WRITTEN REQUEST:
Please list all lines of the material below in which the string "本题满分" occurs.

DATASET EXCERPTS:
□ □ □

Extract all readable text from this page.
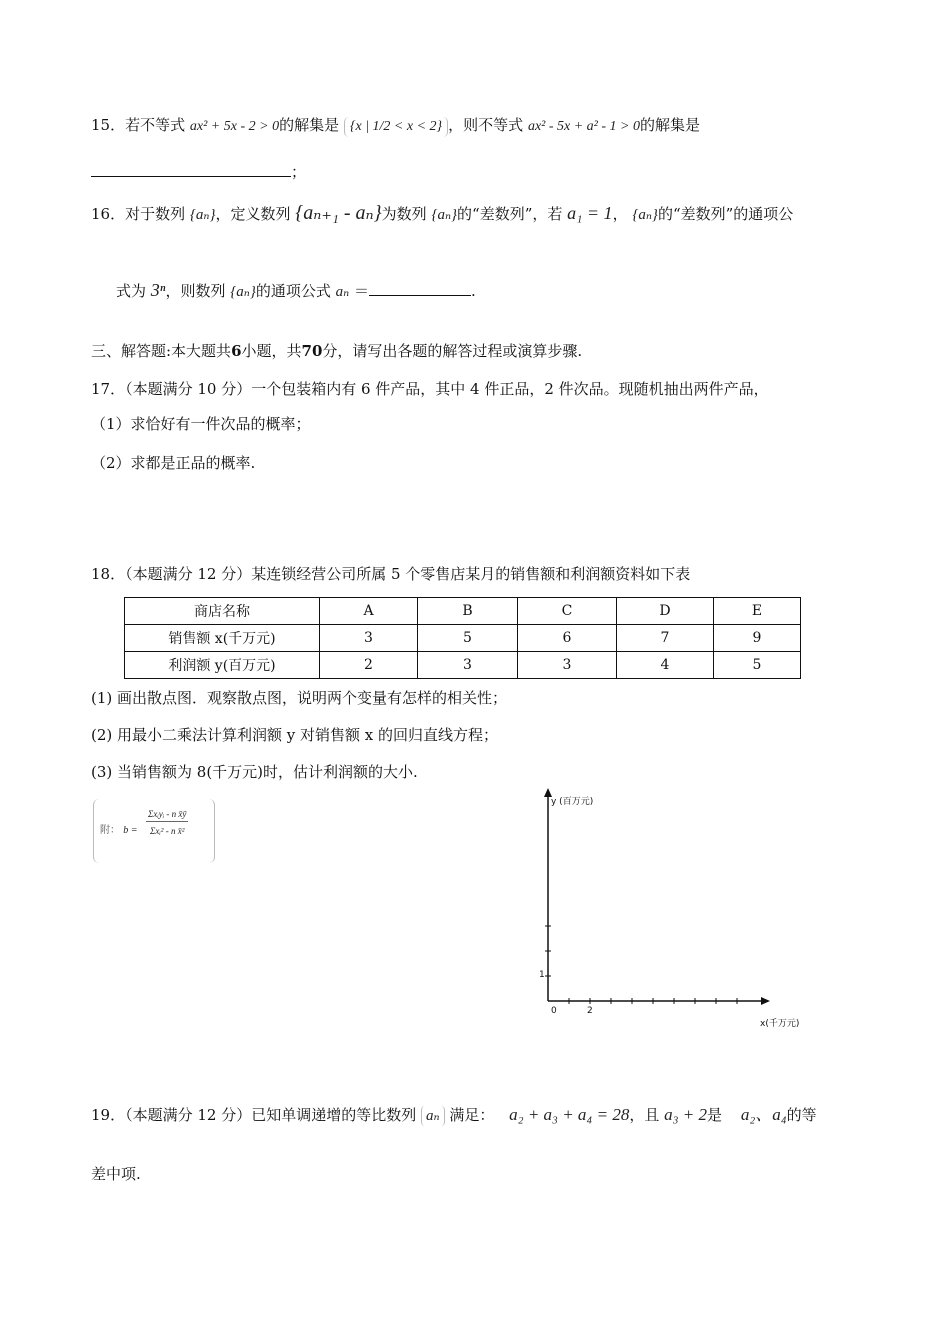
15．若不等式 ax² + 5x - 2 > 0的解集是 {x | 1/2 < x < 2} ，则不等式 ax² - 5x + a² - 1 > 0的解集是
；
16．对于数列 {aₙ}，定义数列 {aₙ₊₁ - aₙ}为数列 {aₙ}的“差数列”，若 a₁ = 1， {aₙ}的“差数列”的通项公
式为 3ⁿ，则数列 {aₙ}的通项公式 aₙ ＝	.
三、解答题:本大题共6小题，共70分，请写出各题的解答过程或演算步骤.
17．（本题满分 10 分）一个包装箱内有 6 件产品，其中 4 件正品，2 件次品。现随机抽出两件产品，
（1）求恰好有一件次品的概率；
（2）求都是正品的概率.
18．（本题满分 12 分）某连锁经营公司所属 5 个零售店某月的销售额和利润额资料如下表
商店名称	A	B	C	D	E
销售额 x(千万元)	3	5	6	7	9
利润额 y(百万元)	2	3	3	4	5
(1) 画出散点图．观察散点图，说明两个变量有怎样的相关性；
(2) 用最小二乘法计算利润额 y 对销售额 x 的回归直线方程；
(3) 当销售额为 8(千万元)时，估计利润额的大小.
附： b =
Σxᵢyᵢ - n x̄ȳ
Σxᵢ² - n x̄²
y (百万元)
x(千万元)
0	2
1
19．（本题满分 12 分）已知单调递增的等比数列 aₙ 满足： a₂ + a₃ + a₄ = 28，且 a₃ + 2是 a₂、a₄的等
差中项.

□ □ □

TASK RESPONSE:
17．（本题满分 10 分）一个包装箱内有 6 件产品，其中 4 件正品，2 件次品。现随机抽出两件产品，
18．（本题满分 12 分）某连锁经营公司所属 5 个零售店某月的销售额和利润额资料如下表
19．（本题满分 12 分）已知单调递增的等比数列 aₙ 满足： a₂ + a₃ + a₄ = 28，且 a₃ + 2是 a₂、a₄的等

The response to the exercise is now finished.